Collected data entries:
--- begin ---

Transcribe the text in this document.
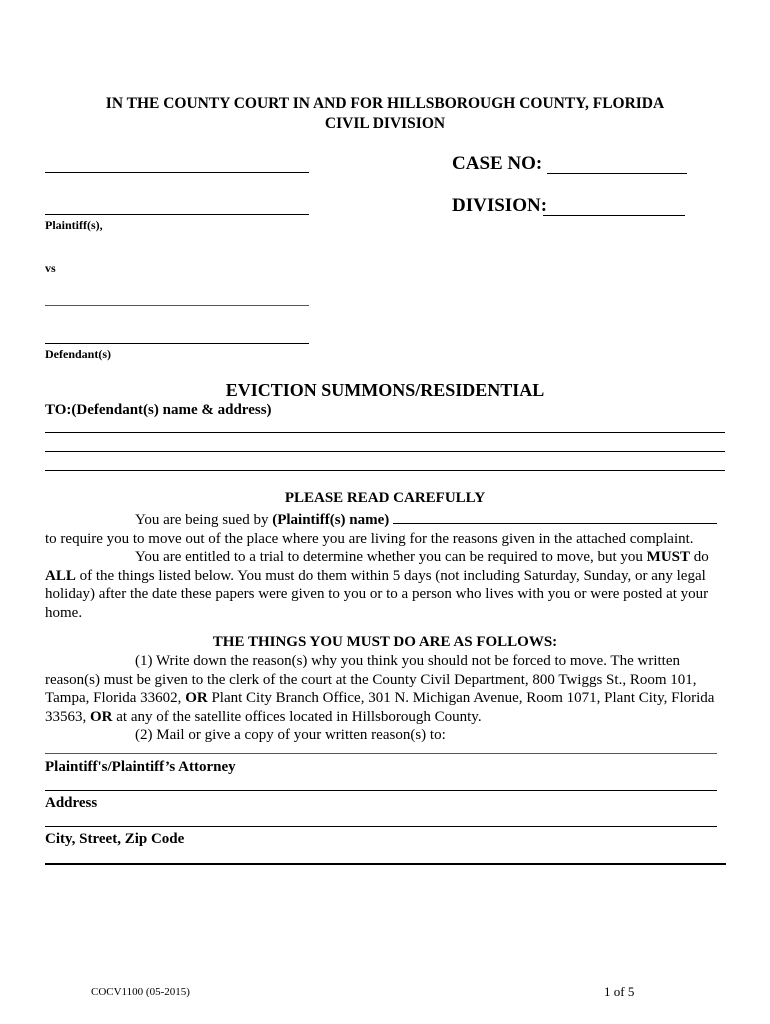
IN THE COUNTY COURT IN AND FOR HILLSBOROUGH COUNTY, FLORIDA
CIVIL DIVISION
Plaintiff(s),
CASE NO:
DIVISION:
vs
Defendant(s)
EVICTION SUMMONS/RESIDENTIAL
TO:(Defendant(s) name & address)
PLEASE READ CAREFULLY
You are being sued by (Plaintiff(s) name)
to require you to move out of the place where you are living for the reasons given in the attached complaint.
You are entitled to a trial to determine whether you can be required to move, but you MUST do ALL of the things listed below. You must do them within 5 days (not including Saturday, Sunday, or any legal holiday) after the date these papers were given to you or to a person who lives with you or were posted at your home.
THE THINGS YOU MUST DO ARE AS FOLLOWS:
(1) Write down the reason(s) why you think you should not be forced to move. The written reason(s) must be given to the clerk of the court at the County Civil Department, 800 Twiggs St., Room 101, Tampa, Florida 33602, OR Plant City Branch Office, 301 N. Michigan Avenue, Room 1071, Plant City, Florida 33563, OR at any of the satellite offices located in Hillsborough County.
(2) Mail or give a copy of your written reason(s) to:
Plaintiff's/Plaintiff’s Attorney
Address
City, Street, Zip Code
COCV1100 (05-2015)	1 of 5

--- end ---

Using the entries above, tally how many lines have the word "your" in them; write the number and nothing more.

2